_What is needed:_ Wherever "outline" appears in a line, list that line.

_Supplied entries:_
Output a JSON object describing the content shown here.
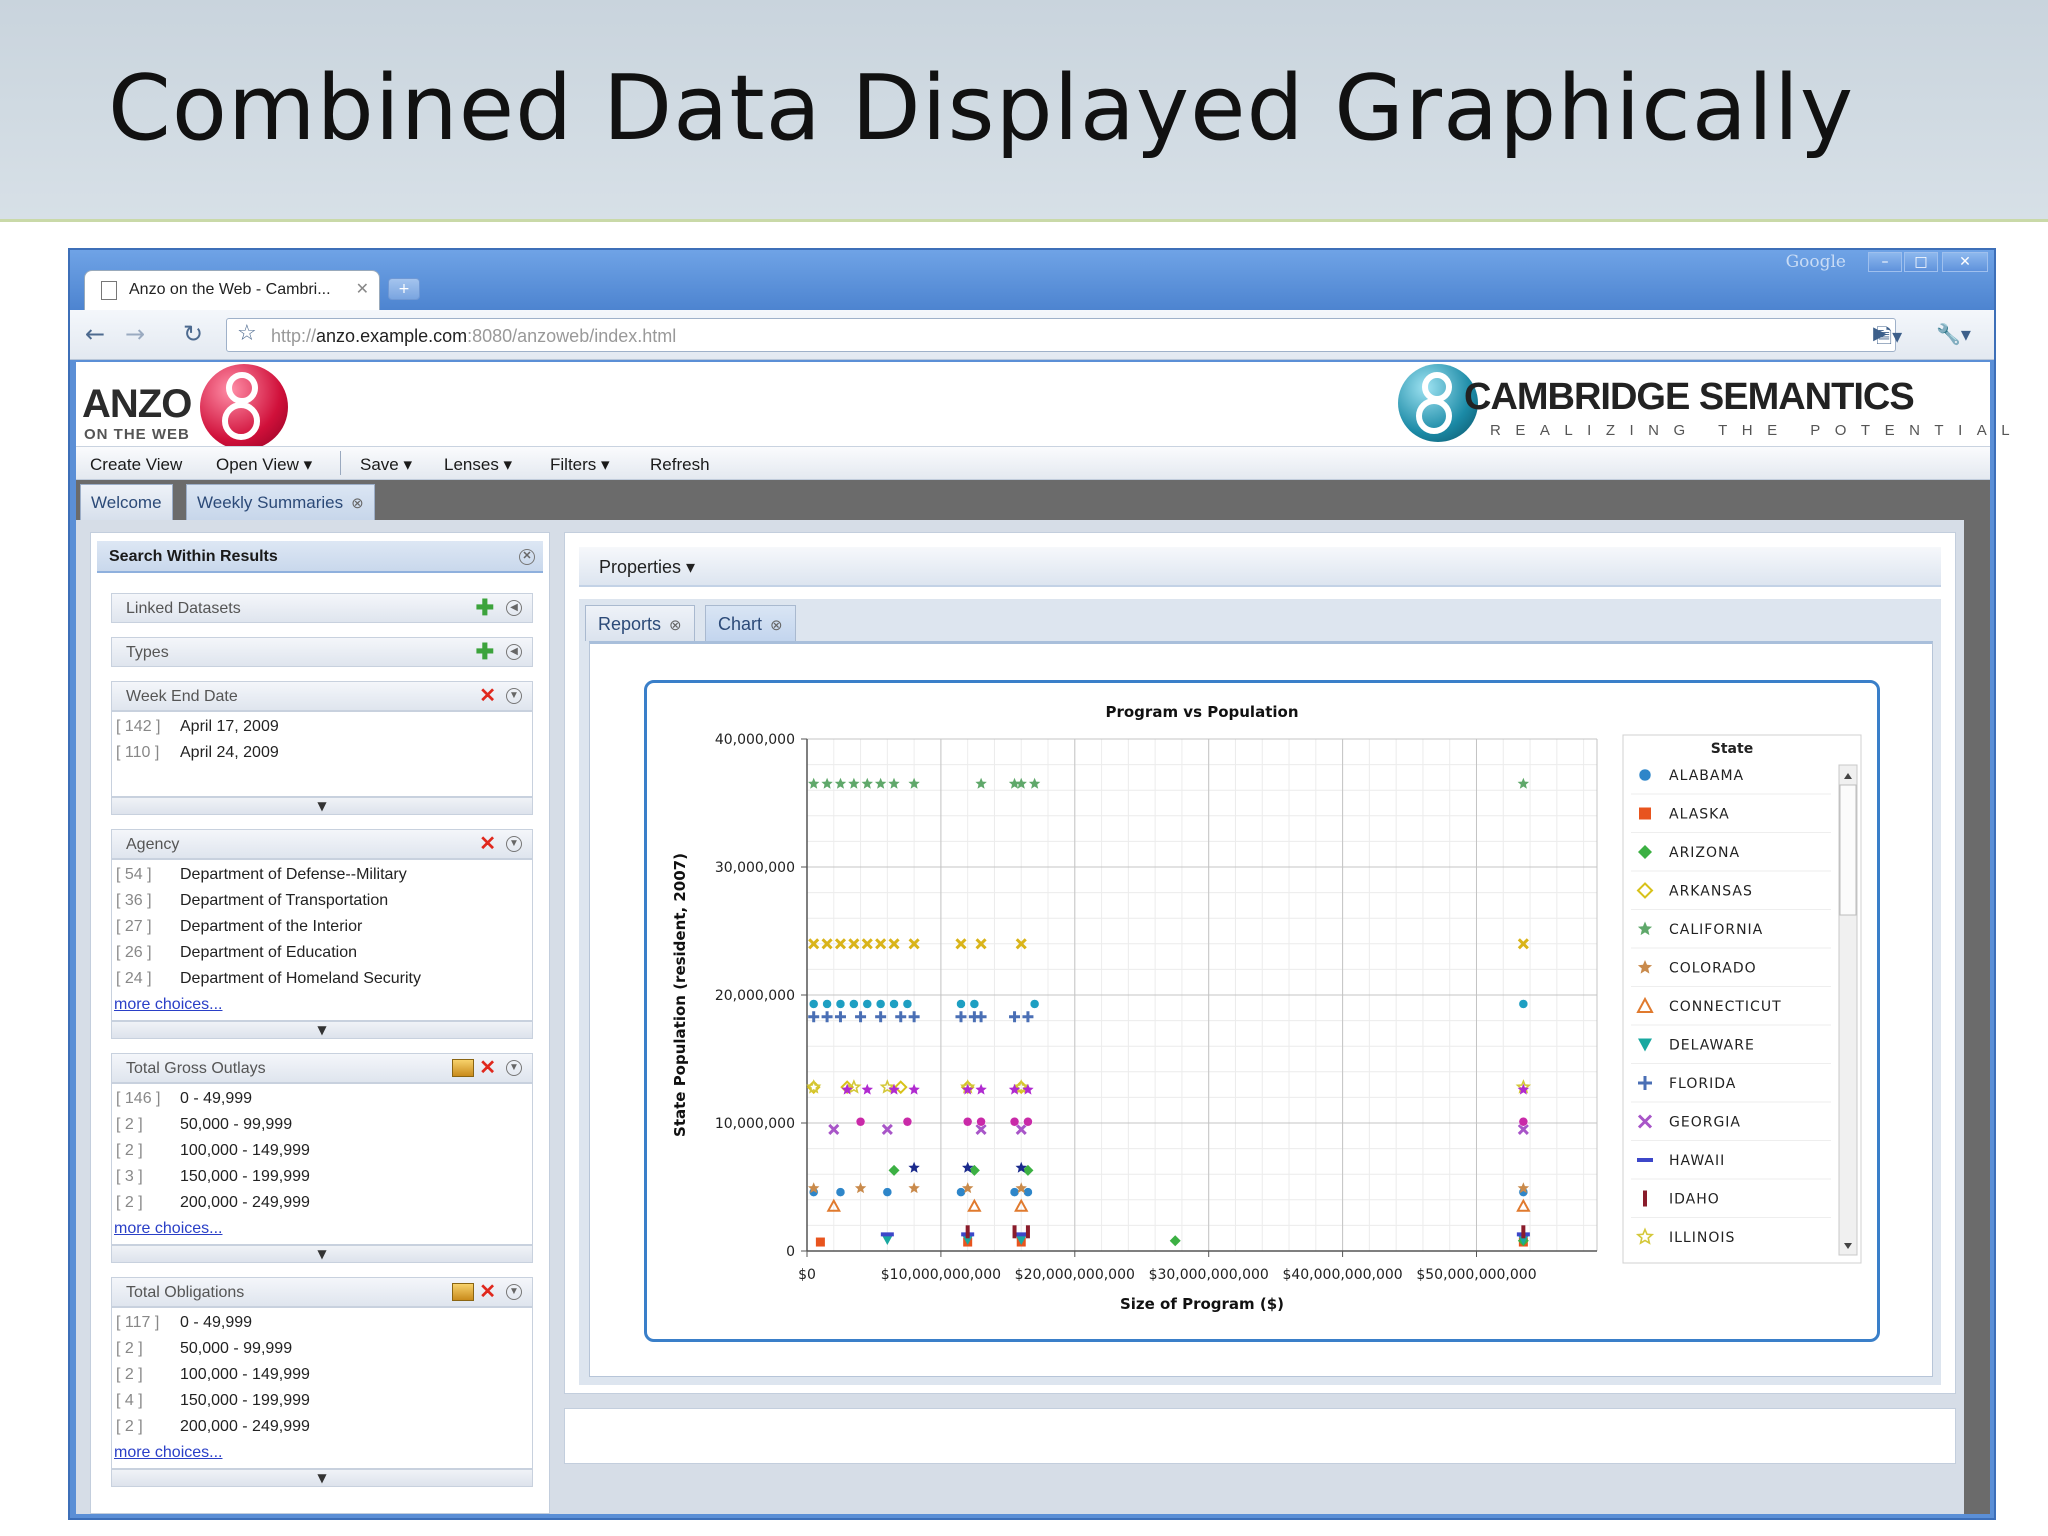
{
  "slide": {
    "title": "Combined Data Displayed Graphically"
  },
  "browser": {
    "search_label": "Google",
    "tab_title": "Anzo on the Web - Cambri...",
    "url_prefix": "http://",
    "url_host": "anzo.example.com",
    "url_rest": ":8080/anzoweb/index.html"
  },
  "app": {
    "logo_text": "ANZO",
    "logo_sub": "ON THE WEB",
    "company_name": "CAMBRIDGE SEMANTICS",
    "company_tagline": "REALIZING THE POTENTIAL",
    "menu": [
      "Create View",
      "Open View",
      "Save",
      "Lenses",
      "Filters",
      "Refresh"
    ],
    "tabs": [
      "Welcome",
      "Weekly Summaries"
    ]
  },
  "left_panel": {
    "search_header": "Search Within Results",
    "linked_datasets": "Linked Datasets",
    "types": "Types",
    "week_end_date": {
      "title": "Week End Date",
      "rows": [
        {
          "count": "[ 142 ]",
          "label": "April 17, 2009"
        },
        {
          "count": "[ 110 ]",
          "label": "April 24, 2009"
        }
      ]
    },
    "agency": {
      "title": "Agency",
      "rows": [
        {
          "count": "[ 54 ]",
          "label": "Department of Defense--Military"
        },
        {
          "count": "[ 36 ]",
          "label": "Department of Transportation"
        },
        {
          "count": "[ 27 ]",
          "label": "Department of the Interior"
        },
        {
          "count": "[ 26 ]",
          "label": "Department of Education"
        },
        {
          "count": "[ 24 ]",
          "label": "Department of Homeland Security"
        }
      ],
      "more": "more choices..."
    },
    "total_gross_outlays": {
      "title": "Total Gross Outlays",
      "rows": [
        {
          "count": "[ 146 ]",
          "label": "0 - 49,999"
        },
        {
          "count": "[ 2 ]",
          "label": "50,000 - 99,999"
        },
        {
          "count": "[ 2 ]",
          "label": "100,000 - 149,999"
        },
        {
          "count": "[ 3 ]",
          "label": "150,000 - 199,999"
        },
        {
          "count": "[ 2 ]",
          "label": "200,000 - 249,999"
        }
      ],
      "more": "more choices..."
    },
    "total_obligations": {
      "title": "Total Obligations",
      "rows": [
        {
          "count": "[ 117 ]",
          "label": "0 - 49,999"
        },
        {
          "count": "[ 2 ]",
          "label": "50,000 - 99,999"
        },
        {
          "count": "[ 2 ]",
          "label": "100,000 - 149,999"
        },
        {
          "count": "[ 4 ]",
          "label": "150,000 - 199,999"
        },
        {
          "count": "[ 2 ]",
          "label": "200,000 - 249,999"
        }
      ],
      "more": "more choices..."
    }
  },
  "right_panel": {
    "properties": "Properties",
    "tabs": [
      "Reports",
      "Chart"
    ]
  },
  "chart_data": {
    "type": "scatter",
    "title": "Program vs Population",
    "xlabel": "Size of Program ($)",
    "ylabel": "State Population (resident, 2007)",
    "xlim": [
      0,
      59000000000
    ],
    "ylim": [
      0,
      40000000
    ],
    "x_ticks": [
      0,
      10000000000,
      20000000000,
      30000000000,
      40000000000,
      50000000000
    ],
    "x_tick_labels": [
      "$0",
      "$10,000,000,000",
      "$20,000,000,000",
      "$30,000,000,000",
      "$40,000,000,000",
      "$50,000,000,000"
    ],
    "y_ticks": [
      0,
      10000000,
      20000000,
      30000000,
      40000000
    ],
    "y_tick_labels": [
      "0",
      "10,000,000",
      "20,000,000",
      "30,000,000",
      "40,000,000"
    ],
    "grid": true,
    "legend_title": "State",
    "legend_position": "right",
    "series": [
      {
        "name": "ALABAMA",
        "color": "#2e86c9",
        "marker": "circle",
        "x": [
          500000000,
          2500000000,
          6000000000,
          11500000000,
          15500000000,
          16500000000,
          53500000000
        ],
        "y": [
          4600000,
          4600000,
          4600000,
          4600000,
          4600000,
          4600000,
          4600000
        ]
      },
      {
        "name": "ALASKA",
        "color": "#e8541e",
        "marker": "square",
        "x": [
          1000000000,
          12000000000,
          16000000000,
          53500000000
        ],
        "y": [
          700000,
          700000,
          700000,
          700000
        ]
      },
      {
        "name": "ARIZONA",
        "color": "#3cb043",
        "marker": "diamond",
        "x": [
          6500000000,
          12500000000,
          16500000000,
          27500000000,
          53500000000
        ],
        "y": [
          6300000,
          6300000,
          6300000,
          800000,
          800000
        ]
      },
      {
        "name": "ARKANSAS",
        "color": "#d8c21a",
        "marker": "diamond-outline",
        "x": [
          500000000,
          3000000000,
          7000000000,
          12000000000,
          16000000000
        ],
        "y": [
          12800000,
          12800000,
          12800000,
          12800000,
          12800000
        ]
      },
      {
        "name": "CALIFORNIA",
        "color": "#5fa86a",
        "marker": "star",
        "x": [
          500000000,
          1500000000,
          2500000000,
          3500000000,
          4500000000,
          5500000000,
          6500000000,
          8000000000,
          13000000000,
          15500000000,
          16000000000,
          17000000000,
          53500000000
        ],
        "y": [
          36500000,
          36500000,
          36500000,
          36500000,
          36500000,
          36500000,
          36500000,
          36500000,
          36500000,
          36500000,
          36500000,
          36500000,
          36500000
        ]
      },
      {
        "name": "COLORADO",
        "color": "#c98a4b",
        "marker": "star",
        "x": [
          500000000,
          4000000000,
          8000000000,
          12000000000,
          16000000000,
          53500000000
        ],
        "y": [
          4900000,
          4900000,
          4900000,
          4900000,
          4900000,
          4900000
        ]
      },
      {
        "name": "CONNECTICUT",
        "color": "#e07a2e",
        "marker": "triangle-outline",
        "x": [
          2000000000,
          12500000000,
          16000000000,
          53500000000
        ],
        "y": [
          3500000,
          3500000,
          3500000,
          3500000
        ]
      },
      {
        "name": "DELAWARE",
        "color": "#19a8a0",
        "marker": "triangle-down",
        "x": [
          6000000000,
          12000000000,
          16000000000,
          53500000000
        ],
        "y": [
          900000,
          900000,
          900000,
          900000
        ]
      },
      {
        "name": "FLORIDA",
        "color": "#4a6fb5",
        "marker": "plus",
        "x": [
          500000000,
          1500000000,
          2500000000,
          4000000000,
          5500000000,
          7000000000,
          8000000000,
          11500000000,
          12500000000,
          13000000000,
          15500000000,
          16500000000
        ],
        "y": [
          18300000,
          18300000,
          18300000,
          18300000,
          18300000,
          18300000,
          18300000,
          18300000,
          18300000,
          18300000,
          18300000,
          18300000
        ]
      },
      {
        "name": "GEORGIA",
        "color": "#a855c8",
        "marker": "x",
        "x": [
          2000000000,
          6000000000,
          13000000000,
          16000000000,
          53500000000
        ],
        "y": [
          9500000,
          9500000,
          9500000,
          9500000,
          9500000
        ]
      },
      {
        "name": "HAWAII",
        "color": "#3d47c9",
        "marker": "dash",
        "x": [
          6000000000,
          12000000000,
          16000000000,
          53500000000
        ],
        "y": [
          1300000,
          1300000,
          1300000,
          1300000
        ]
      },
      {
        "name": "IDAHO",
        "color": "#8a1c2b",
        "marker": "bar",
        "x": [
          12000000000,
          15500000000,
          16500000000,
          53500000000
        ],
        "y": [
          1500000,
          1500000,
          1500000,
          1500000
        ]
      },
      {
        "name": "ILLINOIS",
        "color": "#d4c83a",
        "marker": "star-outline",
        "x": [
          500000000,
          3500000000,
          6000000000,
          12000000000,
          16000000000,
          53500000000
        ],
        "y": [
          12800000,
          12800000,
          12800000,
          12800000,
          12800000,
          12800000
        ]
      },
      {
        "name": "",
        "color": "#1e9fc2",
        "marker": "circle",
        "x": [
          500000000,
          1500000000,
          2500000000,
          3500000000,
          4500000000,
          5500000000,
          6500000000,
          7500000000,
          11500000000,
          12500000000,
          17000000000,
          53500000000
        ],
        "y": [
          19300000,
          19300000,
          19300000,
          19300000,
          19300000,
          19300000,
          19300000,
          19300000,
          19300000,
          19300000,
          19300000,
          19300000
        ]
      },
      {
        "name": "",
        "color": "#d9b41a",
        "marker": "x",
        "x": [
          500000000,
          1500000000,
          2500000000,
          3500000000,
          4500000000,
          5500000000,
          6500000000,
          8000000000,
          11500000000,
          13000000000,
          16000000000,
          53500000000
        ],
        "y": [
          24000000,
          24000000,
          24000000,
          24000000,
          24000000,
          24000000,
          24000000,
          24000000,
          24000000,
          24000000,
          24000000,
          24000000
        ]
      },
      {
        "name": "",
        "color": "#b02ad0",
        "marker": "star",
        "x": [
          3000000000,
          4500000000,
          6500000000,
          8000000000,
          12000000000,
          13000000000,
          15500000000,
          16500000000,
          53500000000
        ],
        "y": [
          12600000,
          12600000,
          12600000,
          12600000,
          12600000,
          12600000,
          12600000,
          12600000,
          12600000
        ]
      },
      {
        "name": "",
        "color": "#c92aa8",
        "marker": "circle",
        "x": [
          4000000000,
          7500000000,
          12000000000,
          13000000000,
          15500000000,
          16500000000,
          53500000000
        ],
        "y": [
          10100000,
          10100000,
          10100000,
          10100000,
          10100000,
          10100000,
          10100000
        ]
      },
      {
        "name": "",
        "color": "#1a2a8c",
        "marker": "star",
        "x": [
          8000000000,
          12000000000,
          16000000000
        ],
        "y": [
          6500000,
          6500000,
          6500000
        ]
      }
    ]
  }
}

_Response:_
        "marker": "diamond-outline",
        "marker": "triangle-outline",
        "marker": "star-outline",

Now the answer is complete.